== Work to complete ==
Without the pictures, return each record as it appears.

** START Provided records **

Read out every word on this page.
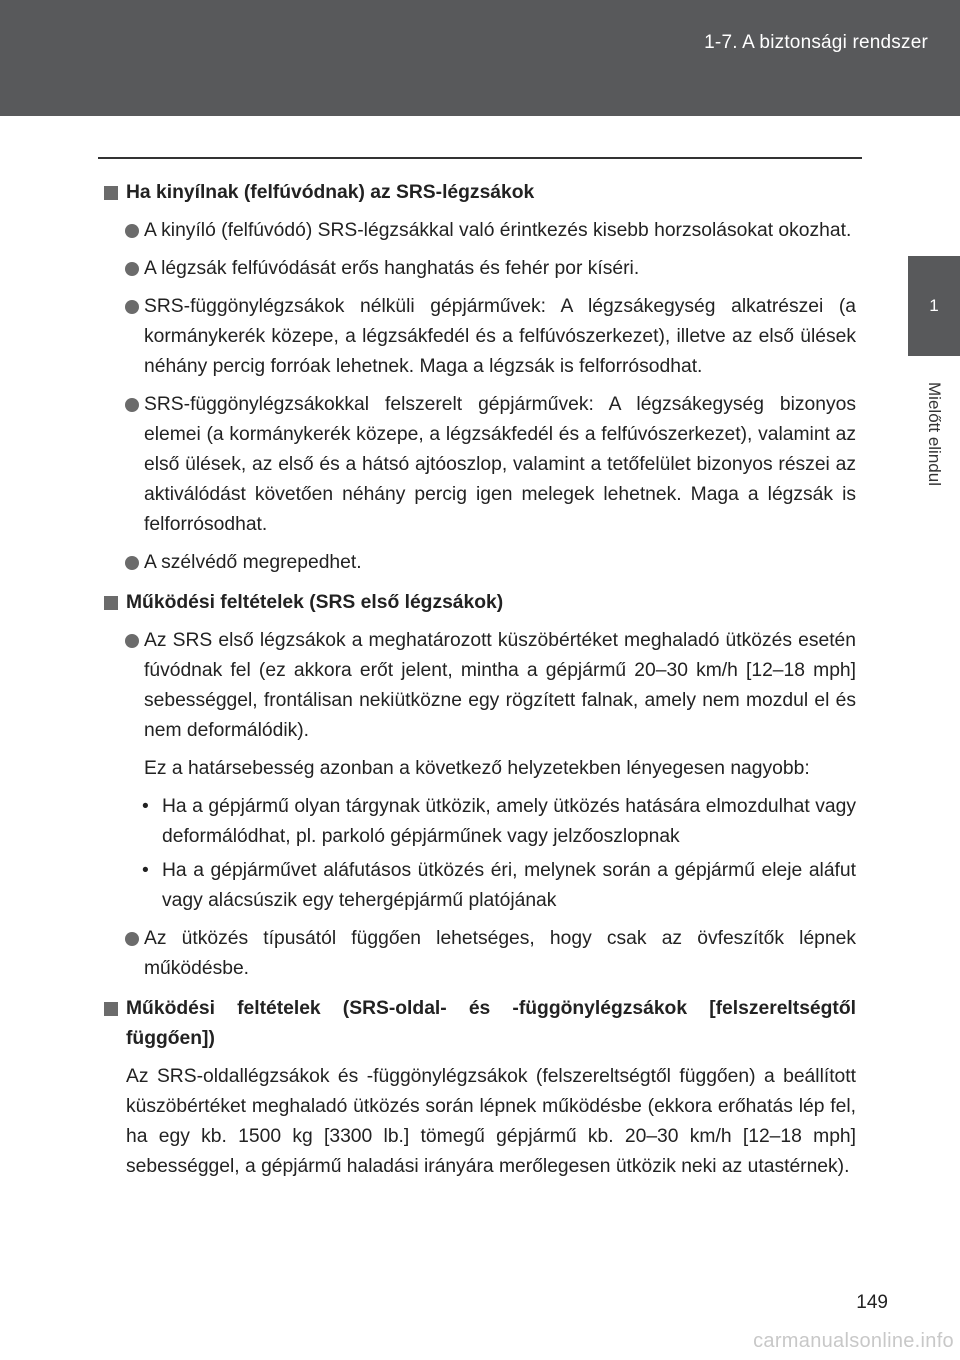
1-7. A biztonsági rendszer
1
Mielőtt elindul
Ha kinyílnak (felfúvódnak) az SRS-légzsákok
A kinyíló (felfúvódó) SRS-légzsákkal való érintkezés kisebb horzsolásokat okozhat.
A légzsák felfúvódását erős hanghatás és fehér por kíséri.
SRS-függönylégzsákok nélküli gépjárművek: A légzsákegység alkatrészei (a kormánykerék közepe, a légzsákfedél és a felfúvószerkezet), illetve az első ülések néhány percig forróak lehetnek. Maga a légzsák is felforrósodhat.
SRS-függönylégzsákokkal felszerelt gépjárművek: A légzsákegység bizonyos elemei (a kormánykerék közepe, a légzsákfedél és a felfúvószerkezet), valamint az első ülések, az első és a hátsó ajtóoszlop, valamint a tetőfelület bizonyos részei az aktiválódást követően néhány percig igen melegek lehetnek. Maga a légzsák is felforrósodhat.
A szélvédő megrepedhet.
Működési feltételek (SRS első légzsákok)
Az SRS első légzsákok a meghatározott küszöbértéket meghaladó ütközés esetén fúvódnak fel (ez akkora erőt jelent, mintha a gépjármű 20–30 km/h [12–18 mph] sebességgel, frontálisan nekiütközne egy rögzített falnak, amely nem mozdul el és nem deformálódik).
Ez a határsebesség azonban a következő helyzetekben lényegesen nagyobb:
• Ha a gépjármű olyan tárgynak ütközik, amely ütközés hatására elmozdulhat vagy deformálódhat, pl. parkoló gépjárműnek vagy jelzőoszlopnak
• Ha a gépjárművet aláfutásos ütközés éri, melynek során a gépjármű eleje aláfut vagy alácsúszik egy tehergépjármű platójának
Az ütközés típusától függően lehetséges, hogy csak az övfeszítők lépnek működésbe.
Működési feltételek (SRS-oldal- és -függönylégzsákok [felszereltségtől függően])
Az SRS-oldallégzsákok és -függönylégzsákok (felszereltségtől függően) a beállított küszöbértéket meghaladó ütközés során lépnek működésbe (ekkora erőhatás lép fel, ha egy kb. 1500 kg [3300 lb.] tömegű gépjármű kb. 20–30 km/h [12–18 mph] sebességgel, a gépjármű haladási irányára merőlegesen ütközik neki az utastérnek).
149
carmanualsonline.info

** END Provided records **

== Completed task ==
Read out every word on this page.
1-7. A biztonsági rendszer
1
Mielőtt elindul
Ha kinyílnak (felfúvódnak) az SRS-légzsákok
A kinyíló (felfúvódó) SRS-légzsákkal való érintkezés kisebb horzsolásokat okozhat.
A légzsák felfúvódását erős hanghatás és fehér por kíséri.
SRS-függönylégzsákok nélküli gépjárművek: A légzsákegység alkatrészei (a kormánykerék közepe, a légzsákfedél és a felfúvószerkezet), illetve az első ülések néhány percig forróak lehetnek. Maga a légzsák is felforrósodhat.
SRS-függönylégzsákokkal felszerelt gépjárművek: A légzsákegység bizonyos elemei (a kormánykerék közepe, a légzsákfedél és a felfúvószerkezet), valamint az első ülések, az első és a hátsó ajtóoszlop, valamint a tetőfelület bizonyos részei az aktiválódást követően néhány percig igen melegek lehetnek. Maga a légzsák is felforrósodhat.
A szélvédő megrepedhet.
Működési feltételek (SRS első légzsákok)
Az SRS első légzsákok a meghatározott küszöbértéket meghaladó ütközés esetén fúvódnak fel (ez akkora erőt jelent, mintha a gépjármű 20–30 km/h [12–18 mph] sebességgel, frontálisan nekiütközne egy rögzített falnak, amely nem mozdul el és nem deformálódik).
Ez a határsebesség azonban a következő helyzetekben lényegesen nagyobb:
• Ha a gépjármű olyan tárgynak ütközik, amely ütközés hatására elmozdulhat vagy deformálódhat, pl. parkoló gépjárműnek vagy jelzőoszlopnak
• Ha a gépjárművet aláfutásos ütközés éri, melynek során a gépjármű eleje aláfut vagy alácsúszik egy tehergépjármű platójának
Az ütközés típusától függően lehetséges, hogy csak az övfeszítők lépnek működésbe.
Működési feltételek (SRS-oldal- és -függönylégzsákok [felszereltségtől függően])
Az SRS-oldallégzsákok és -függönylégzsákok (felszereltségtől függően) a beállított küszöbértéket meghaladó ütközés során lépnek működésbe (ekkora erőhatás lép fel, ha egy kb. 1500 kg [3300 lb.] tömegű gépjármű kb. 20–30 km/h [12–18 mph] sebességgel, a gépjármű haladási irányára merőlegesen ütközik neki az utastérnek).
149
carmanualsonline.info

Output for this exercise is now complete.